• _TASK_
Extract the complete listing and repeat it word for word.

— START OF MATERIAL SHOWN —

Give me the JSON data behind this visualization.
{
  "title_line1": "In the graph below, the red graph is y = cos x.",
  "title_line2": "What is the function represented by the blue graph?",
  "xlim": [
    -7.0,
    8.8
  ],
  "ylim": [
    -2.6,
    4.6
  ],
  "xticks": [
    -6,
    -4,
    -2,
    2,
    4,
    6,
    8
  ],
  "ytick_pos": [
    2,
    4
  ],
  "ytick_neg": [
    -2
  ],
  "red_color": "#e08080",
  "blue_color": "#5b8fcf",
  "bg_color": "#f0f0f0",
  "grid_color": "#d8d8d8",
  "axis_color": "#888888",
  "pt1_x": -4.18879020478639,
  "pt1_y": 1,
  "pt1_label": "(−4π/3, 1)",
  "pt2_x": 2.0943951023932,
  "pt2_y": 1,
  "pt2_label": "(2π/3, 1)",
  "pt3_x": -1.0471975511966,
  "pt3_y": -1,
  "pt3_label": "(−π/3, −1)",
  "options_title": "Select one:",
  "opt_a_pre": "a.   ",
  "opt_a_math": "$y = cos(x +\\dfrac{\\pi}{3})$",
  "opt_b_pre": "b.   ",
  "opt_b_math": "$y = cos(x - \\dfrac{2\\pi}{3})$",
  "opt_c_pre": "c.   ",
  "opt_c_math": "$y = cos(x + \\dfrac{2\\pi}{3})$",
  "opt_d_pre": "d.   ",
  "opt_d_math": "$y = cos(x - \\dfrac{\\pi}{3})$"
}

— END OF MATERIAL SHOWN —

• _RESPONSE_
Give me the JSON data behind this visualization.
{
  "title_line1": "In the graph below, the red graph is y = cos x.",
  "title_line2": "What is the function represented by the blue graph?",
  "xlim": [
    -7.0,
    8.8
  ],
  "ylim": [
    -2.6,
    4.6
  ],
  "xticks": [
    -6,
    -4,
    -2,
    2,
    4,
    6,
    8
  ],
  "ytick_pos": [
    2,
    4
  ],
  "ytick_neg": [
    -2
  ],
  "red_color": "#e08080",
  "blue_color": "#5b8fcf",
  "bg_color": "#f0f0f0",
  "grid_color": "#d8d8d8",
  "axis_color": "#888888",
  "pt1_x": -4.18879020478639,
  "pt1_y": 1,
  "pt1_label": "(−4π/3, 1)",
  "pt2_x": 2.0943951023932,
  "pt2_y": 1,
  "pt2_label": "(2π/3, 1)",
  "pt3_x": -1.0471975511966,
  "pt3_y": -1,
  "pt3_label": "(−π/3, −1)",
  "options_title": "Select one:",
  "opt_a_pre": "a.   ",
  "opt_a_math": "$y = cos(x +\\dfrac{\\pi}{3})$",
  "opt_b_pre": "b.   ",
  "opt_b_math": "$y = cos(x - \\dfrac{2\\pi}{3})$",
  "opt_c_pre": "c.   ",
  "opt_c_math": "$y = cos(x + \\dfrac{2\\pi}{3})$",
  "opt_d_pre": "d.   ",
  "opt_d_math": "$y = cos(x - \\dfrac{\\pi}{3})$"
}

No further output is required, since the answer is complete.